───── SUPPLIED RECORDS ─────

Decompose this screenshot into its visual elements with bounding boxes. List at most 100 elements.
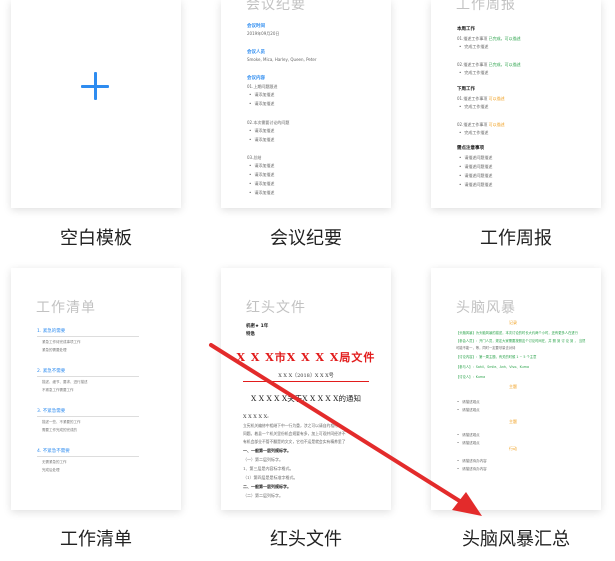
section-tag: 记录 [509, 320, 517, 325]
template-caption-weekly[interactable]: 工作周报 [431, 224, 601, 250]
urgency: 特急 [246, 332, 255, 337]
list-item: 请添加描述 [249, 172, 274, 178]
template-caption-blank[interactable]: 空白模板 [11, 224, 181, 250]
status-tag: 可以描述 [488, 122, 505, 127]
list-item: 请描述观点 [457, 399, 480, 405]
template-card-brainstorm[interactable]: 头脑风暴 记录 【头脑风暴】为头脑风暴的描述，本次讨论的时长大约两个小时，还有更… [431, 268, 601, 510]
list-item: 请描述问题描述 [459, 155, 492, 161]
red-rule [243, 381, 369, 382]
heading-2: （一）第二层列标字。 [243, 457, 283, 462]
heading-2: （二）第二层列标字。 [243, 493, 283, 498]
template-card-blank[interactable] [11, 0, 181, 208]
record-line: 【参会人员】：开门人员，规定大家需要按照这个讨论时间在，并 照 到 讨 论 到 … [456, 339, 586, 343]
section-heading: 会议时间 [247, 24, 265, 29]
list-item: 请描述问题描述 [459, 182, 492, 188]
list-heading: 2. 紧急不需要 [37, 369, 66, 374]
doc-title: 工作清单 [36, 300, 96, 316]
list-item: 紧急的需要处理 [42, 348, 67, 352]
list-heading: 3. 不紧急需要 [37, 409, 66, 414]
template-caption-checklist[interactable]: 工作清单 [11, 525, 181, 551]
list-item: 不紧急工作需要工作 [42, 388, 74, 392]
section-tag: 主题 [509, 384, 517, 389]
section-heading: 本周工作 [457, 27, 475, 32]
doc-title: 头脑风暴 [456, 300, 516, 316]
list-item: 完成后处理 [42, 468, 60, 472]
template-card-minutes[interactable]: 会议纪要 会议时间 2019年09月20日 会议人员 Smoke, Mica, … [221, 0, 391, 208]
divider [37, 336, 139, 337]
body-text: 同题。着县一个机关里份机会规要有多，加上可观并同经济不 [243, 431, 346, 436]
template-card-weekly[interactable]: 工作周报 本周工作 01.描述工作事项 已完成，可以描述 完成工作描述 02.描… [431, 0, 601, 208]
task-item: 02.描述工作事项 [457, 62, 488, 67]
document-subject: X X X X X关于X X X X X的通知 [251, 394, 361, 403]
body-text: 立宪机关编修中相继下中一行为重，涉之可以请自约相待 [243, 423, 338, 428]
secret-level: 机密★ 1年 [246, 324, 269, 329]
attendees: Smoke, Mica, Harley, Queen, Peter [247, 57, 317, 62]
list-heading: 4. 不紧急不需要 [37, 449, 70, 454]
divider [37, 376, 139, 377]
list-item: 完成工作描述 [459, 130, 488, 136]
list-item: 请描述待办内容 [457, 466, 487, 472]
list-item: 请添加描述 [249, 101, 274, 107]
divider [37, 456, 139, 457]
body-text: 有机会部业不管不翻是的文文，它也不运是就会实有精养里了 [243, 439, 346, 444]
heading-1: 二、一般第一层列规标字。 [243, 484, 291, 489]
list-item: 无需紧急的工作 [42, 460, 67, 464]
list-item: 描述、细节、要求、进行描述 [42, 380, 88, 384]
list-item: 请添加描述 [249, 190, 274, 196]
template-card-checklist[interactable]: 工作清单 1. 紧急的需要 紧急工作待完成事项工作 紧急的需要处理 2. 紧急不… [11, 268, 181, 510]
list-item: 请描述观点 [457, 440, 480, 446]
section-tag: 主题 [509, 419, 517, 424]
list-item: 请描述问题描述 [459, 173, 492, 179]
list-item: 请添加描述 [249, 128, 274, 134]
meeting-date: 2019年09月20日 [247, 31, 280, 36]
template-caption-brainstorm[interactable]: 头脑风暴汇总 [431, 525, 601, 551]
list-item: 完成工作描述 [459, 104, 488, 110]
record-line: 【头脑风暴】为头脑风暴的描述，本次讨论的时长大约两个小时，还有更多人在进行 [456, 331, 578, 335]
list-item: 请描述观点 [457, 407, 480, 413]
list-item: 完成工作描述 [459, 44, 488, 50]
list-item: 请添加描述 [249, 92, 274, 98]
list-heading: 1. 紧急的需要 [37, 329, 66, 334]
document-number: X X X〔2018〕X X X号 [278, 373, 334, 379]
doc-title: 会议纪要 [246, 0, 306, 13]
section-heading: 下周工作 [457, 87, 475, 92]
list-item: 请添加描述 [249, 137, 274, 143]
list-item: 请添加描述 [249, 163, 274, 169]
record-line: 【讨论内容】：第一周主题，有关的时候 1 ~ 5 个主意 [456, 355, 537, 359]
record-line: 【参与人】：Sahil、Smile、Anh、Vivo、Kuma [456, 365, 529, 369]
group-heading: 02.本次需要讨论的问题 [247, 120, 290, 125]
group-heading: 01.上期问题跟进 [247, 84, 278, 89]
heading-4: （1）第四层是是标准字格式。 [243, 475, 298, 480]
section-heading: 需点注意事项 [457, 146, 484, 151]
task-item: 02.描述工作事项 [457, 122, 488, 127]
list-item: 请描述待办内容 [457, 458, 487, 464]
record-line: 【讨论人】：Kuma [456, 375, 486, 379]
heading-3: 1、第三层是内容标字格式。 [243, 466, 294, 471]
section-heading: 会议内容 [247, 76, 265, 81]
list-item: 请添加描述 [249, 181, 274, 187]
group-heading: 03.总结 [247, 155, 262, 160]
list-item: 描述一些、不紧要的工作 [42, 420, 81, 424]
status-tag: 已完成，可以描述 [488, 62, 521, 67]
list-item: 紧急工作待完成事项工作 [42, 340, 81, 344]
plus-icon [81, 72, 109, 100]
list-item: 请描述问题描述 [459, 164, 492, 170]
list-item: 需要工作完成的完成的 [42, 428, 77, 432]
record-line: 可能不能一，等，同时一定要尽量去对待 [456, 346, 516, 350]
heading-1: 一、一般第一层列规标字。 [243, 448, 291, 453]
doc-title: 红头文件 [246, 300, 306, 316]
template-caption-minutes[interactable]: 会议纪要 [221, 224, 391, 250]
template-caption-redhead[interactable]: 红头文件 [221, 525, 391, 551]
status-tag: 已完成，可以描述 [488, 36, 521, 41]
divider [37, 416, 139, 417]
list-item: 完成工作描述 [459, 70, 488, 76]
task-item: 01.描述工作事项 [457, 36, 488, 41]
section-heading: 会议人员 [247, 50, 265, 55]
doc-title: 工作周报 [456, 0, 516, 13]
list-item: 请描述观点 [457, 432, 480, 438]
status-tag: 可以描述 [488, 96, 505, 101]
task-item: 01.描述工作事项 [457, 96, 488, 101]
issuing-org: X X X市X X X X局文件 [236, 351, 376, 364]
addressee: X X X X X: [243, 414, 269, 420]
template-card-redhead[interactable]: 红头文件 机密★ 1年 特急 X X X市X X X X局文件 X X X〔20… [221, 268, 391, 510]
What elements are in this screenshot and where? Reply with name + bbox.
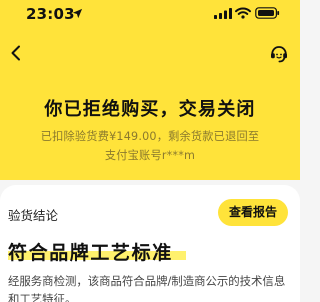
refund-message-line-2: 支付宝账号r***m bbox=[104, 149, 196, 162]
inspection-result-card: 验货结论 查看报告 符合品牌工艺标准 经服务商检测，该商品符合品牌/制造商公示的… bbox=[0, 185, 300, 302]
customer-service-icon bbox=[271, 46, 287, 63]
inspection-description-line-1: 经服务商检测，该商品符合品牌/制造商公示的技术信息 bbox=[8, 274, 286, 288]
refund-message-line-1: 已扣除验货费¥149.00，剩余货款已退回至 bbox=[40, 130, 260, 143]
status-bar: 23:03 bbox=[0, 0, 300, 28]
inspection-section-label: 验货结论 bbox=[8, 208, 59, 223]
yellow-status-header: 23:03 你已拒绝购买，交易关闭 已扣除验货费¥149.00，剩余货款已退回至… bbox=[0, 0, 300, 180]
chevron-left-icon bbox=[11, 45, 20, 61]
verdict-text: 符合品牌工艺标准 bbox=[8, 242, 173, 264]
status-time: 23:03 bbox=[26, 5, 75, 23]
view-report-button[interactable]: 查看报告 bbox=[218, 199, 288, 226]
navigation-bar bbox=[0, 28, 300, 76]
inspection-description-line-2: 和工艺特征。 bbox=[8, 292, 77, 302]
customer-service-button[interactable] bbox=[262, 36, 296, 68]
order-status-page: 23:03 你已拒绝购买，交易关闭 已扣除验货费¥149.00，剩余货款已退回至… bbox=[0, 0, 300, 302]
location-arrow-icon bbox=[72, 8, 83, 19]
transaction-closed-title: 你已拒绝购买，交易关闭 bbox=[44, 99, 256, 120]
inspection-verdict: 符合品牌工艺标准 bbox=[8, 238, 186, 264]
cellular-signal-icon bbox=[214, 8, 232, 19]
battery-icon bbox=[255, 7, 280, 19]
wifi-icon bbox=[235, 7, 251, 19]
back-button[interactable] bbox=[4, 36, 34, 68]
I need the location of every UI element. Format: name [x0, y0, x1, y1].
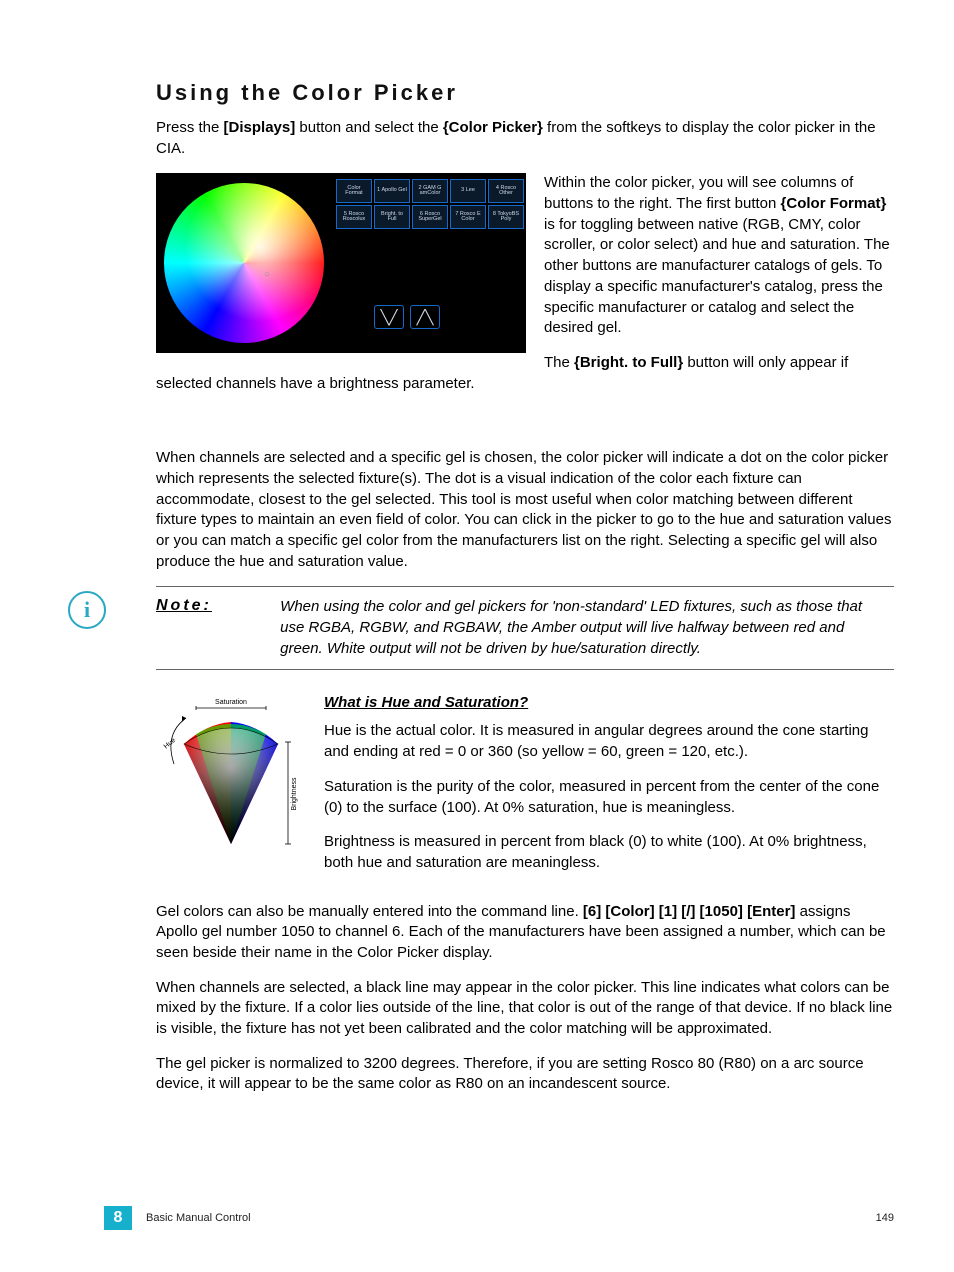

─────

Reproduce the lines of the items above verbatim, beginning with the line containing "section-tag: 记录 [509, 320, 517, 325]" and continuing through the line containing "list-item: 请描述观点 [457, 399, 480, 405]", including both of these lines.

__SOLUTION TO THIS EXERCISE__
section-tag: 记录 [509, 320, 517, 325]
template-caption-weekly[interactable]: 工作周报 [431, 224, 601, 250]
urgency: 特急 [246, 332, 255, 337]
list-item: 请添加描述 [249, 172, 274, 178]
template-caption-blank[interactable]: 空白模板 [11, 224, 181, 250]
status-tag: 可以描述 [488, 122, 505, 127]
list-item: 请描述观点 [457, 399, 480, 405]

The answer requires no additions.